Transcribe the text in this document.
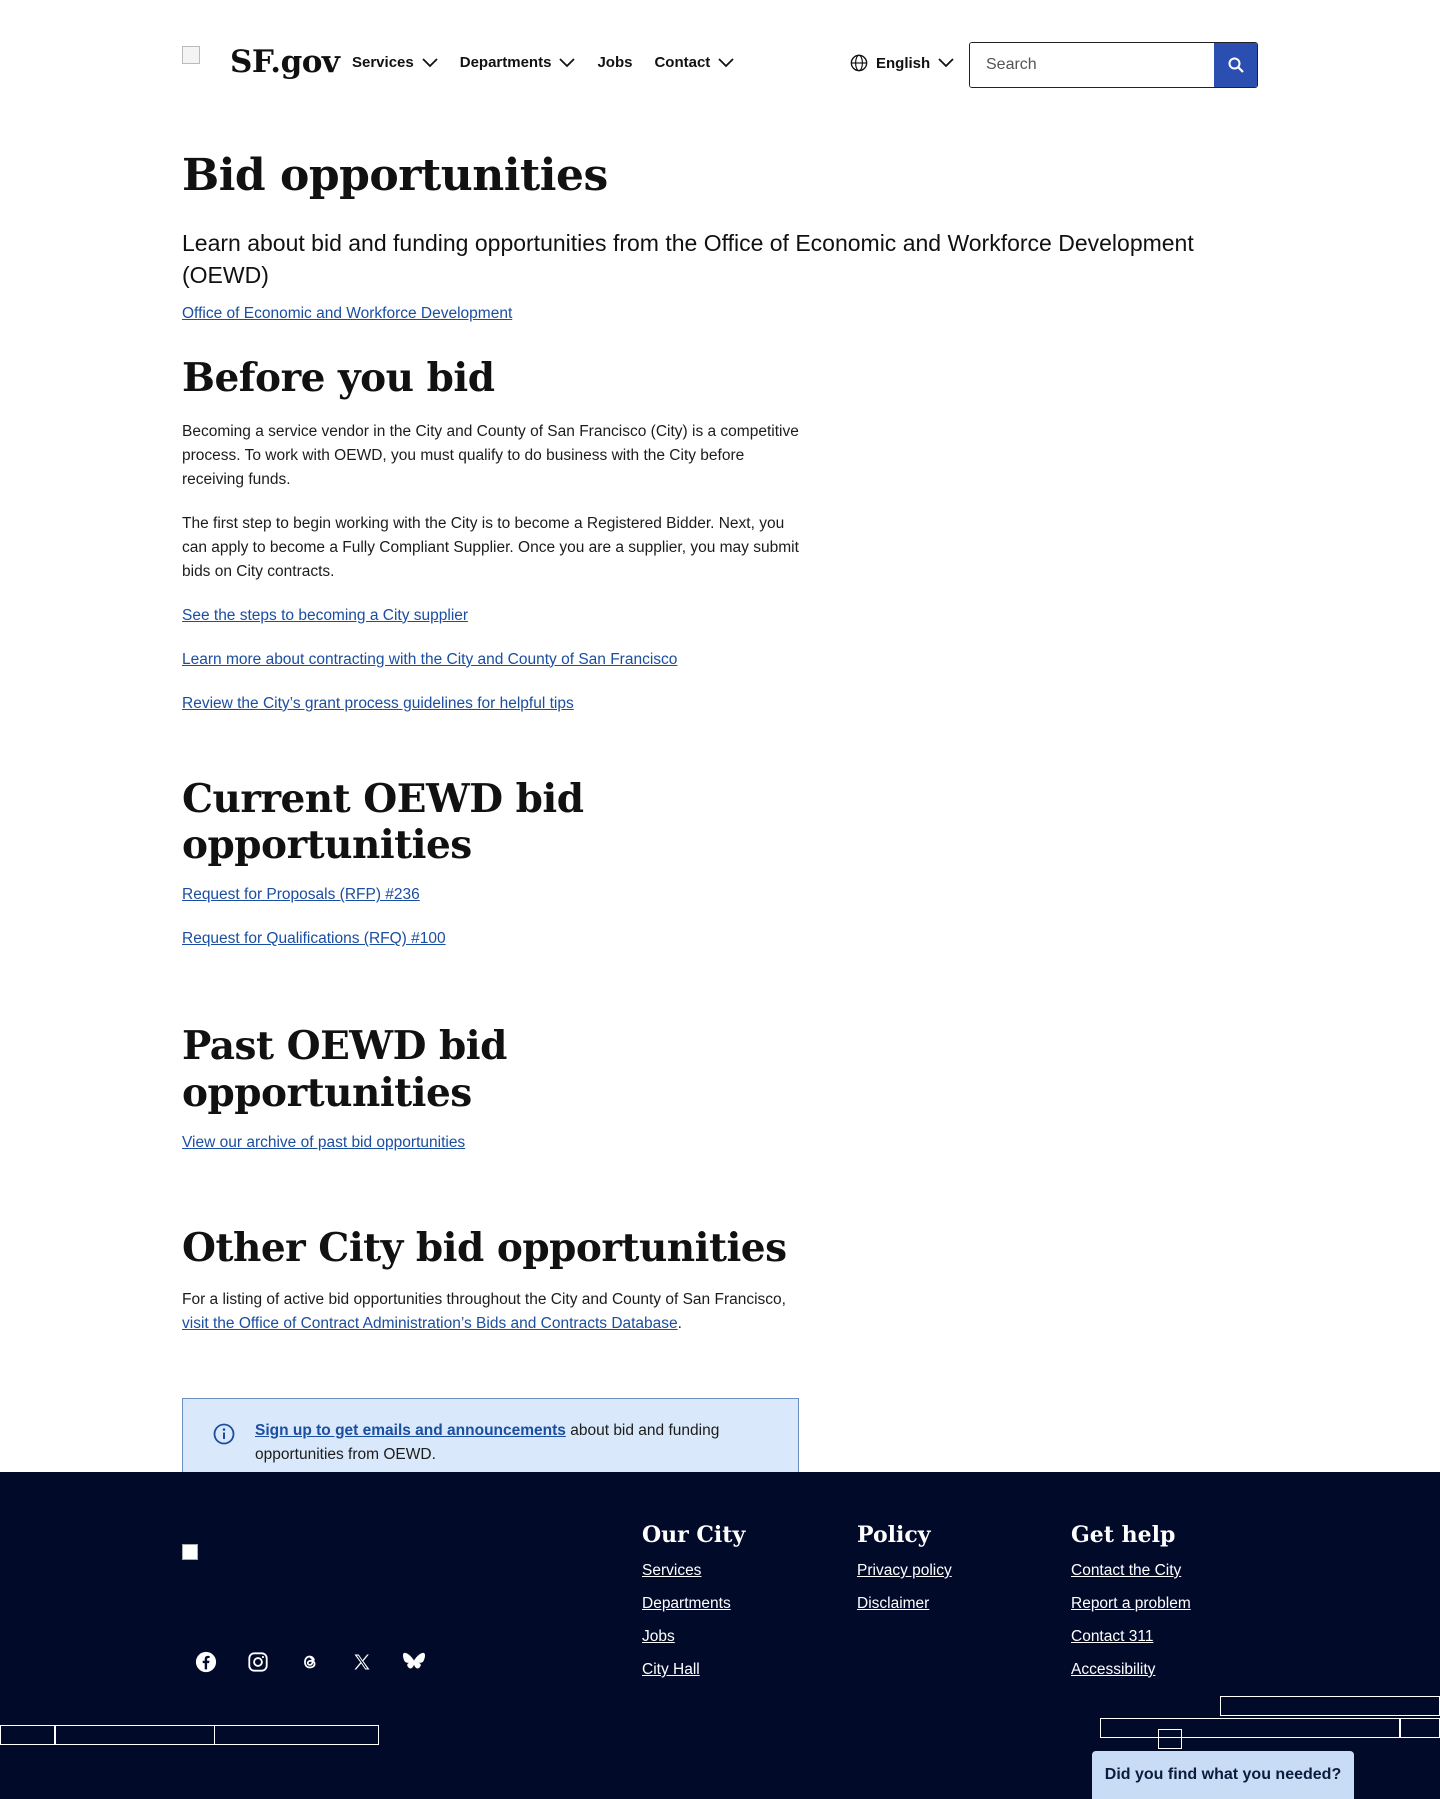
SF.gov Services	Departments	Jobs Contact	English
Search
Bid opportunities
Learn about bid and funding opportunities from the Office of Economic and Workforce Development (OEWD)
Office of Economic and Workforce Development
Before you bid

Becoming a service vendor in the City and County of San Francisco (City) is a competitive process. To work with OEWD, you must qualify to do business with the City before receiving funds.

The first step to begin working with the City is to become a Registered Bidder. Next, you can apply to become a Fully Compliant Supplier. Once you are a supplier, you may submit bids on City contracts.

See the steps to becoming a City supplier
Learn more about contracting with the City and County of San Francisco
Review the City’s grant process guidelines for helpful tips
Current OEWD bid opportunities
Request for Proposals (RFP) #236
Request for Qualifications (RFQ) #100
Past OEWD bid opportunities
View our archive of past bid opportunities
Other City bid opportunities

For a listing of active bid opportunities throughout the City and County of San Francisco, visit the Office of Contract Administration’s Bids and Contracts Database.

Sign up to get emails and announcements about bid and funding opportunities from OEWD.
Our City
Services
Departments
Jobs
City Hall
Policy
Privacy policy
Disclaimer
Get help
Contact the City
Report a problem
Contact 311
Accessibility
Did you find what you needed?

» **Exercise**
Identify all lines in the records above with the word "Contact".

» **Full output**
SF.gov Services	Departments	Jobs Contact	English
Contact the City
Contact 311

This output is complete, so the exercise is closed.